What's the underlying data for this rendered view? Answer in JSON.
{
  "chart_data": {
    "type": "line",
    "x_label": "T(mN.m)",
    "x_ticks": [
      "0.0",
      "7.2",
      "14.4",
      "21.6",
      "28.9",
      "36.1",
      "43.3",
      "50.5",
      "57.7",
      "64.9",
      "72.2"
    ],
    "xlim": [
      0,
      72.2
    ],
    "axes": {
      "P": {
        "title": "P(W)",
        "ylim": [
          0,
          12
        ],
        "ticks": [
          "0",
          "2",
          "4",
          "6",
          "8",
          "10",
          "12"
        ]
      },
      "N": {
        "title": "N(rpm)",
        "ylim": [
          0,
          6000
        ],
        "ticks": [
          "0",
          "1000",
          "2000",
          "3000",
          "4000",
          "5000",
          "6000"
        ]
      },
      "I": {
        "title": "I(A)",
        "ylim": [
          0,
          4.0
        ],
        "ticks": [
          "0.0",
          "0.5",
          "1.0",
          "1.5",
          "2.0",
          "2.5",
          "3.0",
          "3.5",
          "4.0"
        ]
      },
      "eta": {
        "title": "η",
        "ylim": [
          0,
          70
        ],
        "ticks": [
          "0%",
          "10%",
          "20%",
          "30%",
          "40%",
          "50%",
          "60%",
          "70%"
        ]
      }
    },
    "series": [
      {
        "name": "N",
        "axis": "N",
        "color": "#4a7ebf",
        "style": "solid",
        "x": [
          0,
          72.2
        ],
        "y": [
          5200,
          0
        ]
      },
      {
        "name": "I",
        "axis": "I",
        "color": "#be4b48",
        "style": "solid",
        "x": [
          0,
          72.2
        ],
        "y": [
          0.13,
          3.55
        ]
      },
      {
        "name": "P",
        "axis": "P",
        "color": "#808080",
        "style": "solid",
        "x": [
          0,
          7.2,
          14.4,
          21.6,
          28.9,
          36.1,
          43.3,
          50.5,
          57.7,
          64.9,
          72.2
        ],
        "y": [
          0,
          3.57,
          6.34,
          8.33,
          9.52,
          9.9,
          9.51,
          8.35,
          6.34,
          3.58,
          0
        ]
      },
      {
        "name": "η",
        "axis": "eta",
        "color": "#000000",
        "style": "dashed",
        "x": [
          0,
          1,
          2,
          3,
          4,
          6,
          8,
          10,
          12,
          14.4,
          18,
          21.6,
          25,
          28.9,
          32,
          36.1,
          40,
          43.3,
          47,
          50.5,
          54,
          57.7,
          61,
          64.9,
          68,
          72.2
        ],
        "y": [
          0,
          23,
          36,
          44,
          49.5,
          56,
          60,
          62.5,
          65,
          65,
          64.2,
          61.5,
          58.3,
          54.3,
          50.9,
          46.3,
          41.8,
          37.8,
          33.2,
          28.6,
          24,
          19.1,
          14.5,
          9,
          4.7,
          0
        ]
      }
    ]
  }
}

▶ **What is being asked**: Look through the material and copy each line that has "color".

▶ **Task result**:
        "color": "#4a7ebf",
        "color": "#be4b48",
        "color": "#808080",
        "color": "#000000",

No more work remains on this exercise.